------ Data supplied
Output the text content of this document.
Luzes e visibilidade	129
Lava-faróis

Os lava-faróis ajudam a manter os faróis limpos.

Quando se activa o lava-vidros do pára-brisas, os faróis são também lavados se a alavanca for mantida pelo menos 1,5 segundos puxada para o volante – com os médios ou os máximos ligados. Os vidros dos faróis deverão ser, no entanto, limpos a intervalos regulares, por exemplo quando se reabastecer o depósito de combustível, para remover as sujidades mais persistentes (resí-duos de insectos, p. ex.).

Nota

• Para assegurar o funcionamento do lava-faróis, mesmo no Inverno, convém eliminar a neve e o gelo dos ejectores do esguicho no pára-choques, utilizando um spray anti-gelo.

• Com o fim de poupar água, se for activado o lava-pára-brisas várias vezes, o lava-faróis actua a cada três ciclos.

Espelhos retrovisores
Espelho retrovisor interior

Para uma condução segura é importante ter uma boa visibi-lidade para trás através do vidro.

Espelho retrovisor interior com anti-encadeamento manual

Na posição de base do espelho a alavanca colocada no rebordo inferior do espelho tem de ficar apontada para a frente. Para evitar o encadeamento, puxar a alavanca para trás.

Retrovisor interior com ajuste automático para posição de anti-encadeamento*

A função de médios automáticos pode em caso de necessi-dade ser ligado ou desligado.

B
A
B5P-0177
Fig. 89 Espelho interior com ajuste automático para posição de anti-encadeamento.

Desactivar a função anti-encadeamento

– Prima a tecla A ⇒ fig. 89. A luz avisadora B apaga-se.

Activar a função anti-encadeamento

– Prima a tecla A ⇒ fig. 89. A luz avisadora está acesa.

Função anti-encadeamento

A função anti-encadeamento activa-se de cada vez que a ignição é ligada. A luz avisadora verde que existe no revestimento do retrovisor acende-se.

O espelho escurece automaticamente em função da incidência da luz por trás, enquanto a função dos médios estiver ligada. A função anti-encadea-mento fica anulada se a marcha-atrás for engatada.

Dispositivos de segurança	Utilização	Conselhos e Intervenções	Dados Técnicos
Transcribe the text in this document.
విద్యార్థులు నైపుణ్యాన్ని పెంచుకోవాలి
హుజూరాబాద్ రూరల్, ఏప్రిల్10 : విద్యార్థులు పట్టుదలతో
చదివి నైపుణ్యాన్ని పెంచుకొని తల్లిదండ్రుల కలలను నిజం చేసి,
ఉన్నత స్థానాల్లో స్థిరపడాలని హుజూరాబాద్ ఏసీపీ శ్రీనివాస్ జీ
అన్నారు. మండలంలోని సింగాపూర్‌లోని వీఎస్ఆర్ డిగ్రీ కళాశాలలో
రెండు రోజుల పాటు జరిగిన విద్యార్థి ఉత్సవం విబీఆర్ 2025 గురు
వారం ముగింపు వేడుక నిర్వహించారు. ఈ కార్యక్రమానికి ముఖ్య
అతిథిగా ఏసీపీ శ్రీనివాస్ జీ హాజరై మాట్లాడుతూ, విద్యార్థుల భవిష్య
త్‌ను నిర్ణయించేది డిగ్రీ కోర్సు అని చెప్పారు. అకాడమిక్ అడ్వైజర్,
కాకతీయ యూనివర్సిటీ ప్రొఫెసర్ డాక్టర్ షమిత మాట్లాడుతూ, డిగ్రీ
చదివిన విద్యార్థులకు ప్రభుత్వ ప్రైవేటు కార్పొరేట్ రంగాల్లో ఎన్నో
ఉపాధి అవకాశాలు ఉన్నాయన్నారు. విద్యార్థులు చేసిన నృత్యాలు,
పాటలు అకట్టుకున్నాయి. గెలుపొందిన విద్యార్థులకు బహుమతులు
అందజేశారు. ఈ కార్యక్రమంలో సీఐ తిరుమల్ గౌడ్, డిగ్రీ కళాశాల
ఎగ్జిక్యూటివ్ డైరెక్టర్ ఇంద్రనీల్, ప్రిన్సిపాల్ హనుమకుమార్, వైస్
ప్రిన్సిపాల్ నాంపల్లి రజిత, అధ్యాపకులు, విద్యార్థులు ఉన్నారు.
------------
> _What the exercise asks_
Return all of the entries exactly as written.

> _Full answer_
Output the text content of this document.
Luzes e visibilidade	129
Lava-faróis

Os lava-faróis ajudam a manter os faróis limpos.

Quando se activa o lava-vidros do pára-brisas, os faróis são também lavados se a alavanca for mantida pelo menos 1,5 segundos puxada para o volante – com os médios ou os máximos ligados. Os vidros dos faróis deverão ser, no entanto, limpos a intervalos regulares, por exemplo quando se reabastecer o depósito de combustível, para remover as sujidades mais persistentes (resí-duos de insectos, p. ex.).

Nota

• Para assegurar o funcionamento do lava-faróis, mesmo no Inverno, convém eliminar a neve e o gelo dos ejectores do esguicho no pára-choques, utilizando um spray anti-gelo.

• Com o fim de poupar água, se for activado o lava-pára-brisas várias vezes, o lava-faróis actua a cada três ciclos.

Espelhos retrovisores
Espelho retrovisor interior

Para uma condução segura é importante ter uma boa visibi-lidade para trás através do vidro.

Espelho retrovisor interior com anti-encadeamento manual

Na posição de base do espelho a alavanca colocada no rebordo inferior do espelho tem de ficar apontada para a frente. Para evitar o encadeamento, puxar a alavanca para trás.

Retrovisor interior com ajuste automático para posição de anti-encadeamento*

A função de médios automáticos pode em caso de necessi-dade ser ligado ou desligado.

B
A
B5P-0177
Fig. 89 Espelho interior com ajuste automático para posição de anti-encadeamento.

Desactivar a função anti-encadeamento

– Prima a tecla A ⇒ fig. 89. A luz avisadora B apaga-se.

Activar a função anti-encadeamento

– Prima a tecla A ⇒ fig. 89. A luz avisadora está acesa.

Função anti-encadeamento

A função anti-encadeamento activa-se de cada vez que a ignição é ligada. A luz avisadora verde que existe no revestimento do retrovisor acende-se.

O espelho escurece automaticamente em função da incidência da luz por trás, enquanto a função dos médios estiver ligada. A função anti-encadea-mento fica anulada se a marcha-atrás for engatada.

Dispositivos de segurança	Utilização	Conselhos e Intervenções	Dados Técnicos
Transcribe the text in this document.
విద్యార్థులు నైపుణ్యాన్ని పెంచుకోవాలి
హుజూరాబాద్ రూరల్, ఏప్రిల్10 : విద్యార్థులు పట్టుదలతో
చదివి నైపుణ్యాన్ని పెంచుకొని తల్లిదండ్రుల కలలను నిజం చేసి,
ఉన్నత స్థానాల్లో స్థిరపడాలని హుజూరాబాద్ ఏసీపీ శ్రీనివాస్ జీ
అన్నారు. మండలంలోని సింగాపూర్‌లోని వీఎస్ఆర్ డిగ్రీ కళాశాలలో
రెండు రోజుల పాటు జరిగిన విద్యార్థి ఉత్సవం విబీఆర్ 2025 గురు
వారం ముగింపు వేడుక నిర్వహించారు. ఈ కార్యక్రమానికి ముఖ్య
అతిథిగా ఏసీపీ శ్రీనివాస్ జీ హాజరై మాట్లాడుతూ, విద్యార్థుల భవిష్య
త్‌ను నిర్ణయించేది డిగ్రీ కోర్సు అని చెప్పారు. అకాడమిక్ అడ్వైజర్,
కాకతీయ యూనివర్సిటీ ప్రొఫెసర్ డాక్టర్ షమిత మాట్లాడుతూ, డిగ్రీ
చదివిన విద్యార్థులకు ప్రభుత్వ ప్రైవేటు కార్పొరేట్ రంగాల్లో ఎన్నో
ఉపాధి అవకాశాలు ఉన్నాయన్నారు. విద్యార్థులు చేసిన నృత్యాలు,
పాటలు అకట్టుకున్నాయి. గెలుపొందిన విద్యార్థులకు బహుమతులు
అందజేశారు. ఈ కార్యక్రమంలో సీఐ తిరుమల్ గౌడ్, డిగ్రీ కళాశాల
ఎగ్జిక్యూటివ్ డైరెక్టర్ ఇంద్రనీల్, ప్రిన్సిపాల్ హనుమకుమార్, వైస్
ప్రిన్సిపాల్ నాంపల్లి రజిత, అధ్యాపకులు, విద్యార్థులు ఉన్నారు.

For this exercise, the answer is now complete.